*What is being asked:* Check each line of the listing, and copy it if it contains the word "them".

[Dataset entries]
....
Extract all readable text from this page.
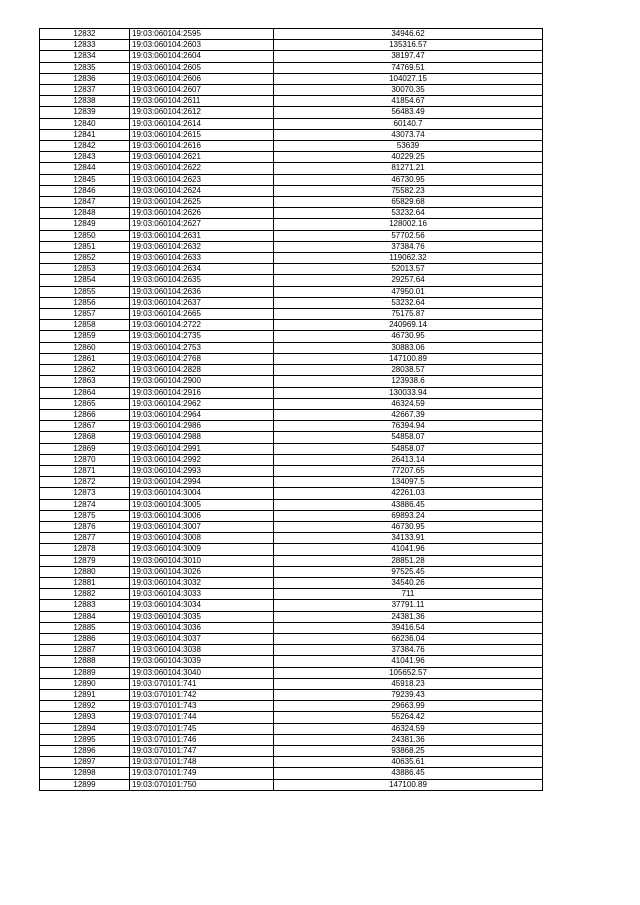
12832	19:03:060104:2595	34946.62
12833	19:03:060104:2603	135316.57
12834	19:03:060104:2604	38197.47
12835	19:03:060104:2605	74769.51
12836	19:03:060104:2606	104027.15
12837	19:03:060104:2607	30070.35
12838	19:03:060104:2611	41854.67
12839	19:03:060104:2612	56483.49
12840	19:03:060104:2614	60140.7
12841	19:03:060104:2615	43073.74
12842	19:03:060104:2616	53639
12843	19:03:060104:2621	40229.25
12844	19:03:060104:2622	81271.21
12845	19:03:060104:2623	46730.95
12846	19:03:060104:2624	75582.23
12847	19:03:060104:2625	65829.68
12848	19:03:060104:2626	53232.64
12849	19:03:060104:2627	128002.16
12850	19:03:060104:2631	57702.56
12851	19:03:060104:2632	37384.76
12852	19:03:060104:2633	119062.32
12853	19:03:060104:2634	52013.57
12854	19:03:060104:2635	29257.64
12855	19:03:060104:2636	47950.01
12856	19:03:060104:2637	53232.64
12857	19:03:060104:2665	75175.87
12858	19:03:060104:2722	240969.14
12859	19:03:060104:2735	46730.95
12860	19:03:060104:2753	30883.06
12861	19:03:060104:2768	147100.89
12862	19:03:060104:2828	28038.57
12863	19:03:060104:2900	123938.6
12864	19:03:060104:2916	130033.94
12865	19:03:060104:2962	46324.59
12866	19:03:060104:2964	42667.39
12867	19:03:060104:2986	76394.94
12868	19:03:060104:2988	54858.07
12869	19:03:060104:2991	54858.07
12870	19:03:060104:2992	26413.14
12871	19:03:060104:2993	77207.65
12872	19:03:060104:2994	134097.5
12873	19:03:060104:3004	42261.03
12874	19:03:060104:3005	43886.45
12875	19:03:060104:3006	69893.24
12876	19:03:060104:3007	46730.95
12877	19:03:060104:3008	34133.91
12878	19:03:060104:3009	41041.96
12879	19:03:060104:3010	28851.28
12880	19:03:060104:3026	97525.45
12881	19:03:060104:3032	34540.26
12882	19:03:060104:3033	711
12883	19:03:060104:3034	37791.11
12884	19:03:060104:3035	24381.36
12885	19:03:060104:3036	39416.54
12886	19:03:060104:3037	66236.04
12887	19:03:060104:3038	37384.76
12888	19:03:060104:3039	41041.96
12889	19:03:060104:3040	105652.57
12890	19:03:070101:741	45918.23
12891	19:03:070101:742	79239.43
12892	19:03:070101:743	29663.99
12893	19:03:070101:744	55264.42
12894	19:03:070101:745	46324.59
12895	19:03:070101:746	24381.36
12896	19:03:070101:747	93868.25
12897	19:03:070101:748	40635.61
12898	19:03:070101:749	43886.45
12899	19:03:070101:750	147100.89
....
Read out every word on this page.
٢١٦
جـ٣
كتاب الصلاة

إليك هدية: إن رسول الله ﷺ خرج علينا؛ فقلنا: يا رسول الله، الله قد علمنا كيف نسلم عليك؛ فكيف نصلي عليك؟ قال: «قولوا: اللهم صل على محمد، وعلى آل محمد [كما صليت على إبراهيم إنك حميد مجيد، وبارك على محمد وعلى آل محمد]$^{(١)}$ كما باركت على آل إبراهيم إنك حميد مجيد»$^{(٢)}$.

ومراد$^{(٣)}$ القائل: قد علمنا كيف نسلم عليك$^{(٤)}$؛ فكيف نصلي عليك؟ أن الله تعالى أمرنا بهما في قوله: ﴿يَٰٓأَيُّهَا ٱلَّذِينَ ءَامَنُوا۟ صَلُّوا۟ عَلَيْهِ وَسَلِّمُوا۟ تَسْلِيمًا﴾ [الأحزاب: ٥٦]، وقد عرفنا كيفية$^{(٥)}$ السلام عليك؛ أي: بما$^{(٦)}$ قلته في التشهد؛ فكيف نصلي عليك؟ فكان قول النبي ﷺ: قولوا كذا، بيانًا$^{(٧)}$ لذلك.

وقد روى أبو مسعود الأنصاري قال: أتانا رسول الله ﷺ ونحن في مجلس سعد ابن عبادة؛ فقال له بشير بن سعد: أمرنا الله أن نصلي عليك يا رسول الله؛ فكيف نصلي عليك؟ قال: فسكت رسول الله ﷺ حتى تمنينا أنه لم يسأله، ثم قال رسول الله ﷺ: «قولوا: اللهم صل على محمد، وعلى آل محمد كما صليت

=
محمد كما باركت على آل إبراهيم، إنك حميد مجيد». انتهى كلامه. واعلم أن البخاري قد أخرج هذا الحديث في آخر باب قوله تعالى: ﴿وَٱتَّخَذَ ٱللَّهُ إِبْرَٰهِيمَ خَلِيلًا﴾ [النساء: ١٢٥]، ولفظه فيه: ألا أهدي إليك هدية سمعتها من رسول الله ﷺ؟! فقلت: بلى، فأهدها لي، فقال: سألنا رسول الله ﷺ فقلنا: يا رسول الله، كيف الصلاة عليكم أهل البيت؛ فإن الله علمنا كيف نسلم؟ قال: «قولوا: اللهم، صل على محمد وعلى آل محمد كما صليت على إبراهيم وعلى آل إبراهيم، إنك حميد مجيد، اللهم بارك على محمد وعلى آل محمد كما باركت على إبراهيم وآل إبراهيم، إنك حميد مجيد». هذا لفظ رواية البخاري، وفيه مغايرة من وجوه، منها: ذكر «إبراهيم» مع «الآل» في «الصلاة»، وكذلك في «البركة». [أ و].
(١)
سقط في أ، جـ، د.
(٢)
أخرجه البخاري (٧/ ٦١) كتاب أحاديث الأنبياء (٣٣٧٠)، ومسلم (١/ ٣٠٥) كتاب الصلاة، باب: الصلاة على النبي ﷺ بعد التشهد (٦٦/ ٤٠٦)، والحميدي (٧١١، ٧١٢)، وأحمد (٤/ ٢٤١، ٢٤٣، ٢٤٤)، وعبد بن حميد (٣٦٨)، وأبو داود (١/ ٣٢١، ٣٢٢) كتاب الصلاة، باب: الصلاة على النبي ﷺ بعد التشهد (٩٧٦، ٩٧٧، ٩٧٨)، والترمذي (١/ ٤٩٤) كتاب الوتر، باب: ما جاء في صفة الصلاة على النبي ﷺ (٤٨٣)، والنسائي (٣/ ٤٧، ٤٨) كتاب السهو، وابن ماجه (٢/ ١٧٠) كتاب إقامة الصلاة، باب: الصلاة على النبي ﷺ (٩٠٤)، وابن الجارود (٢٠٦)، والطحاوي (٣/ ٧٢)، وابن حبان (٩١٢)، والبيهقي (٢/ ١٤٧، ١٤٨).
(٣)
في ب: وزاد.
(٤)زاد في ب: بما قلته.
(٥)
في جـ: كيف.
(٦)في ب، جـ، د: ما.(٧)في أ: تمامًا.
....
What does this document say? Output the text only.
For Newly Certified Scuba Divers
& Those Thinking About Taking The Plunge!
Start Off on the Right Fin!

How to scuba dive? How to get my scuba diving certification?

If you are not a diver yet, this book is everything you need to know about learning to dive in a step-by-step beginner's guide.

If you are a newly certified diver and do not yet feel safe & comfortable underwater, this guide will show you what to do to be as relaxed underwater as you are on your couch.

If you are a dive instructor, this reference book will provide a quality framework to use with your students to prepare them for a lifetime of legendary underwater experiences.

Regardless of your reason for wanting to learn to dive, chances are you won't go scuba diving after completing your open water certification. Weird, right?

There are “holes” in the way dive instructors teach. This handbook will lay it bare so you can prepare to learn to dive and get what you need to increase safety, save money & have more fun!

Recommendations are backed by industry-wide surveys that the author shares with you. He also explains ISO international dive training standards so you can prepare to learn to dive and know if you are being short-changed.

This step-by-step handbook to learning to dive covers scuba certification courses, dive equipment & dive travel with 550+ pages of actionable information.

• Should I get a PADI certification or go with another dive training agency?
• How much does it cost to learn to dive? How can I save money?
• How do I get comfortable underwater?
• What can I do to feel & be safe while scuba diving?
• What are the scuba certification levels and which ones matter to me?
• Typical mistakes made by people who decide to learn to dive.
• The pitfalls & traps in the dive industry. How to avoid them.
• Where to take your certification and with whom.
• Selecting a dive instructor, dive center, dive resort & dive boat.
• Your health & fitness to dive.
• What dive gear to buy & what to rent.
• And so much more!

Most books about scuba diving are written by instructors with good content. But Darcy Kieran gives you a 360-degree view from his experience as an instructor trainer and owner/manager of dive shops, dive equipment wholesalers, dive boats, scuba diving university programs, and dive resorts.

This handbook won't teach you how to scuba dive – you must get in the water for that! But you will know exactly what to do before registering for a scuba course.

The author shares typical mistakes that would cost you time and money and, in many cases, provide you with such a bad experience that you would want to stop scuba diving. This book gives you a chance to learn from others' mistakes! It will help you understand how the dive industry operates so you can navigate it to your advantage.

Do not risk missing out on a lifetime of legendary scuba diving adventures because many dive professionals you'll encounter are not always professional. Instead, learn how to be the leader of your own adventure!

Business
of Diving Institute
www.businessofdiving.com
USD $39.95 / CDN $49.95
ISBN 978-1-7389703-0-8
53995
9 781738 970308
....
*Result of the exercise:*
If you are a dive instructor, this reference book will provide a quality framework to use with your students to prepare them for a lifetime of legendary underwater experiences.
• The pitfalls & traps in the dive industry. How to avoid them.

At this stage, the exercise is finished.